» **Description of the task**:
In the records below, rename "bell-icon" to "alert-icon" in the lines starting at the one that contains "run-icon — [597, 10, 609, 25]" and ending at the one that contains "text-caret — [66, 81, 68, 97]". Give back only those lines, with everything else in them unchanged.

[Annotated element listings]
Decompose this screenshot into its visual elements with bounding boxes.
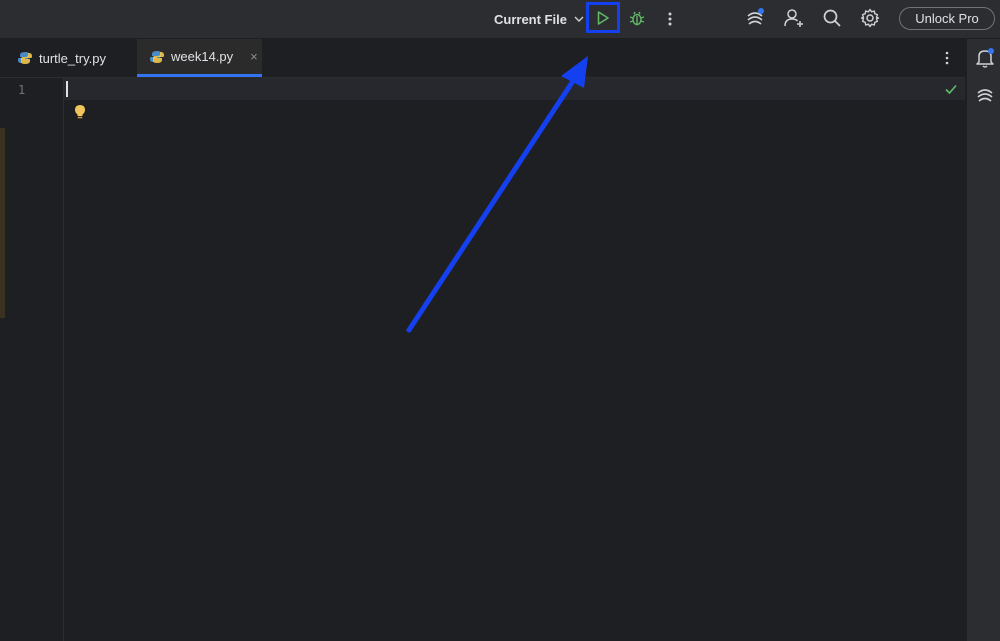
run-icon — [597, 10, 609, 25]
more-vertical-icon — [668, 12, 672, 26]
editor-gutter: 1 — [0, 78, 64, 641]
settings-button[interactable] — [858, 6, 882, 30]
tab-actions-button[interactable] — [939, 49, 955, 67]
add-user-icon — [784, 9, 803, 27]
gear-icon — [860, 8, 880, 28]
notifications-button[interactable] — [975, 47, 995, 69]
code-editor[interactable] — [64, 78, 965, 641]
debug-bug-icon — [629, 11, 645, 26]
tab-week14[interactable]: week14.py × — [137, 39, 262, 77]
checkmark-icon — [945, 84, 957, 95]
more-actions-button[interactable] — [662, 7, 678, 31]
tab-label: turtle_try.py — [39, 50, 106, 66]
tab-label: week14.py — [171, 49, 234, 64]
chevron-down-icon — [574, 16, 584, 22]
unlock-pro-button[interactable]: Unlock Pro — [899, 7, 995, 30]
ai-assistant-button[interactable] — [743, 6, 767, 30]
more-vertical-icon — [945, 51, 949, 65]
ai-assistant-icon — [747, 8, 764, 25]
debug-button[interactable] — [626, 6, 648, 30]
search-icon — [823, 9, 841, 27]
bell-icon — [976, 48, 994, 68]
ai-assistant-tool-button[interactable] — [975, 85, 995, 107]
run-configuration-selector[interactable]: Current File — [494, 10, 585, 28]
python-file-icon — [18, 52, 32, 64]
close-icon[interactable]: × — [250, 49, 258, 64]
ai-assistant-icon — [977, 89, 993, 102]
editor-tab-bar: turtle_try.py week14.py × — [0, 39, 965, 78]
run-config-label: Current File — [494, 11, 567, 27]
right-tool-strip — [966, 39, 1000, 641]
text-caret — [66, 81, 68, 97]
tab-turtle-try[interactable]: turtle_try.py — [0, 39, 137, 77]
lightbulb-icon[interactable] — [73, 104, 87, 120]
python-file-icon — [150, 50, 164, 63]
code-with-me-button[interactable] — [782, 6, 806, 30]
current-line-highlight — [64, 78, 965, 100]
run-button[interactable] — [586, 2, 620, 33]
gutter-marker-strip — [0, 128, 5, 318]
line-number: 1 — [18, 83, 26, 97]
search-button[interactable] — [820, 6, 844, 30]
title-bar: Current File Unlock Pro — [0, 0, 1000, 39]
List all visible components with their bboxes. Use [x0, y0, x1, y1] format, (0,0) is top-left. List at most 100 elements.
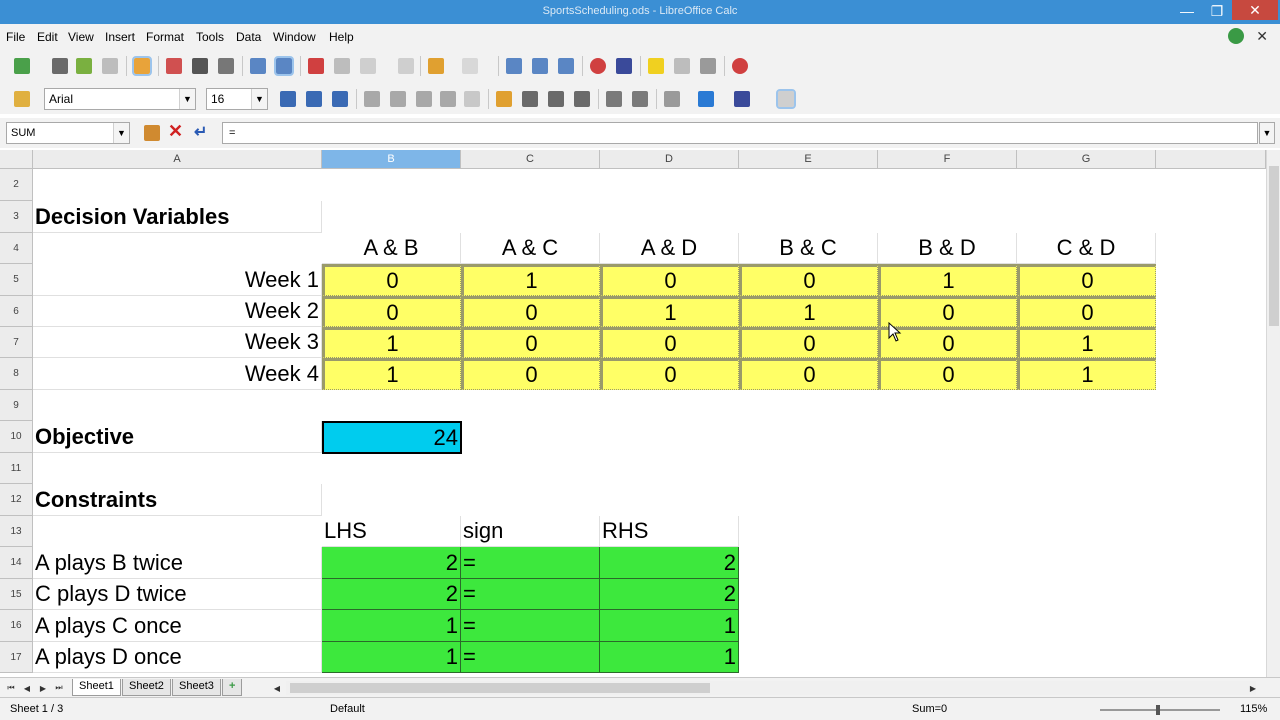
- row-header[interactable]: 3: [0, 201, 33, 233]
- next-sheet-icon[interactable]: ▶: [36, 681, 50, 695]
- constraint-label[interactable]: A plays C once: [33, 610, 322, 642]
- underline-icon[interactable]: [332, 91, 348, 107]
- font-color-icon[interactable]: [734, 91, 750, 107]
- chevron-down-icon[interactable]: ▼: [113, 123, 129, 143]
- menu-file[interactable]: File: [6, 30, 25, 44]
- decision-cell[interactable]: 1: [322, 327, 461, 358]
- objective-value-cell[interactable]: 24: [322, 421, 462, 454]
- add-decimal-icon[interactable]: [574, 91, 590, 107]
- row-header[interactable]: 15: [0, 579, 33, 610]
- decision-cell[interactable]: 0: [1017, 264, 1156, 296]
- sign-header[interactable]: sign: [461, 516, 600, 547]
- decision-variables-title[interactable]: Decision Variables: [33, 201, 322, 233]
- open-icon[interactable]: [52, 58, 68, 74]
- previous-sheet-icon[interactable]: ◀: [20, 681, 34, 695]
- chevron-down-icon[interactable]: ▼: [179, 89, 195, 109]
- constraint-label[interactable]: A plays B twice: [33, 547, 322, 579]
- row-header[interactable]: 7: [0, 327, 33, 358]
- rhs-cell[interactable]: 2: [600, 547, 739, 579]
- align-center-icon[interactable]: [390, 91, 406, 107]
- print-icon[interactable]: [192, 58, 208, 74]
- menu-edit[interactable]: Edit: [37, 30, 58, 44]
- lhs-cell[interactable]: 2: [322, 547, 461, 579]
- justify-icon[interactable]: [440, 91, 456, 107]
- sign-cell[interactable]: =: [461, 642, 600, 673]
- sort-ascending-icon[interactable]: [532, 58, 548, 74]
- cut-icon[interactable]: [308, 58, 324, 74]
- spellcheck-icon[interactable]: [250, 58, 266, 74]
- currency-format-icon[interactable]: [496, 91, 512, 107]
- number-format-icon[interactable]: [548, 91, 564, 107]
- constraints-title[interactable]: Constraints: [33, 484, 322, 516]
- column-header-e[interactable]: E: [739, 150, 878, 169]
- objective-label[interactable]: Objective: [33, 421, 322, 453]
- help-icon[interactable]: [732, 58, 748, 74]
- decision-cell[interactable]: 0: [600, 327, 739, 358]
- decision-cell[interactable]: 1: [1017, 358, 1156, 390]
- lhs-cell[interactable]: 1: [322, 610, 461, 642]
- sheet-tab-3[interactable]: Sheet3: [172, 679, 221, 696]
- constraint-label[interactable]: A plays D once: [33, 642, 322, 673]
- edit-mode-icon[interactable]: [132, 56, 152, 76]
- align-left-icon[interactable]: [364, 91, 380, 107]
- column-header-next[interactable]: [1156, 150, 1266, 169]
- chevron-down-icon[interactable]: ▼: [251, 89, 267, 109]
- vertical-scroll-thumb[interactable]: [1269, 166, 1279, 326]
- new-document-icon[interactable]: [14, 58, 30, 74]
- sign-cell[interactable]: =: [461, 547, 600, 579]
- export-pdf-icon[interactable]: [166, 58, 182, 74]
- row-header[interactable]: 13: [0, 516, 33, 547]
- decision-cell[interactable]: 1: [878, 264, 1017, 296]
- matchup-header[interactable]: C & D: [1017, 233, 1156, 264]
- sign-cell[interactable]: =: [461, 610, 600, 642]
- data-sources-icon[interactable]: [700, 58, 716, 74]
- row-header[interactable]: 4: [0, 233, 33, 264]
- row-header[interactable]: 11: [0, 453, 33, 484]
- row-header[interactable]: 10: [0, 421, 33, 453]
- decision-cell[interactable]: 1: [600, 296, 739, 327]
- update-icon[interactable]: [1228, 28, 1244, 44]
- formula-input[interactable]: =: [222, 122, 1258, 144]
- sign-cell[interactable]: =: [461, 579, 600, 610]
- chevron-left-icon[interactable]: ◀: [270, 681, 284, 695]
- sheet-tab-1[interactable]: Sheet1: [72, 679, 121, 696]
- week-label[interactable]: Week 3: [33, 327, 322, 358]
- page-style[interactable]: Default: [330, 703, 365, 715]
- lhs-header[interactable]: LHS: [322, 516, 461, 547]
- matchup-header[interactable]: B & D: [878, 233, 1017, 264]
- lhs-cell[interactable]: 1: [322, 642, 461, 673]
- decision-cell[interactable]: 0: [461, 358, 600, 390]
- hyperlink-icon[interactable]: [506, 58, 522, 74]
- zoom-slider-knob[interactable]: [1156, 705, 1160, 715]
- rhs-cell[interactable]: 1: [600, 642, 739, 673]
- select-all-corner[interactable]: [0, 150, 33, 169]
- column-header-a[interactable]: A: [33, 150, 322, 169]
- menu-data[interactable]: Data: [236, 30, 261, 44]
- menu-tools[interactable]: Tools: [196, 30, 224, 44]
- horizontal-scrollbar[interactable]: [286, 681, 1256, 695]
- decision-cell[interactable]: 0: [600, 358, 739, 390]
- row-header[interactable]: 12: [0, 484, 33, 516]
- horizontal-scroll-thumb[interactable]: [290, 683, 710, 693]
- selection-sum[interactable]: Sum=0: [912, 703, 947, 715]
- zoom-slider[interactable]: [1100, 705, 1220, 715]
- paste-icon[interactable]: [360, 58, 376, 74]
- menu-view[interactable]: View: [68, 30, 94, 44]
- rhs-cell[interactable]: 1: [600, 610, 739, 642]
- decision-cell[interactable]: 0: [739, 358, 878, 390]
- font-name-box[interactable]: Arial ▼: [44, 88, 196, 110]
- accept-icon[interactable]: ↵: [194, 122, 207, 142]
- percent-format-icon[interactable]: [522, 91, 538, 107]
- chevron-down-icon[interactable]: ▼: [1259, 122, 1275, 144]
- styles-icon[interactable]: [14, 91, 30, 107]
- italic-icon[interactable]: [306, 91, 322, 107]
- matchup-header[interactable]: A & B: [322, 233, 461, 264]
- first-sheet-icon[interactable]: ⏮: [4, 681, 18, 695]
- increase-indent-icon[interactable]: [632, 91, 648, 107]
- zoom-level[interactable]: 115%: [1240, 703, 1267, 715]
- matchup-header[interactable]: A & D: [600, 233, 739, 264]
- add-sheet-icon[interactable]: +: [222, 679, 243, 696]
- copy-icon[interactable]: [334, 58, 350, 74]
- menu-window[interactable]: Window: [273, 30, 316, 44]
- decision-cell[interactable]: 0: [1017, 296, 1156, 327]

» **Solution for this problem**:
run-icon — [597, 10, 609, 25]
more-vertical-icon — [668, 12, 672, 26]
editor-gutter: 1 — [0, 78, 64, 641]
settings-button[interactable] — [858, 6, 882, 30]
tab-actions-button[interactable] — [939, 49, 955, 67]
add-user-icon — [784, 9, 803, 27]
gear-icon — [860, 8, 880, 28]
notifications-button[interactable] — [975, 47, 995, 69]
code-editor[interactable] — [64, 78, 965, 641]
debug-bug-icon — [629, 11, 645, 26]
tab-week14[interactable]: week14.py × — [137, 39, 262, 77]
checkmark-icon — [945, 84, 957, 95]
more-actions-button[interactable] — [662, 7, 678, 31]
tab-label: turtle_try.py — [39, 50, 106, 66]
tab-label: week14.py — [171, 49, 234, 64]
chevron-down-icon — [574, 16, 584, 22]
unlock-pro-button[interactable]: Unlock Pro — [899, 7, 995, 30]
ai-assistant-button[interactable] — [743, 6, 767, 30]
more-vertical-icon — [945, 51, 949, 65]
ai-assistant-icon — [747, 8, 764, 25]
debug-button[interactable] — [626, 6, 648, 30]
search-icon — [823, 9, 841, 27]
alert-icon — [976, 48, 994, 68]
ai-assistant-tool-button[interactable] — [975, 85, 995, 107]
run-configuration-selector[interactable]: Current File — [494, 10, 585, 28]
python-file-icon — [18, 52, 32, 64]
close-icon[interactable]: × — [250, 49, 258, 64]
ai-assistant-icon — [977, 89, 993, 102]
editor-tab-bar: turtle_try.py week14.py × — [0, 39, 965, 78]
run-config-label: Current File — [494, 11, 567, 27]
right-tool-strip — [966, 39, 1000, 641]
text-caret — [66, 81, 68, 97]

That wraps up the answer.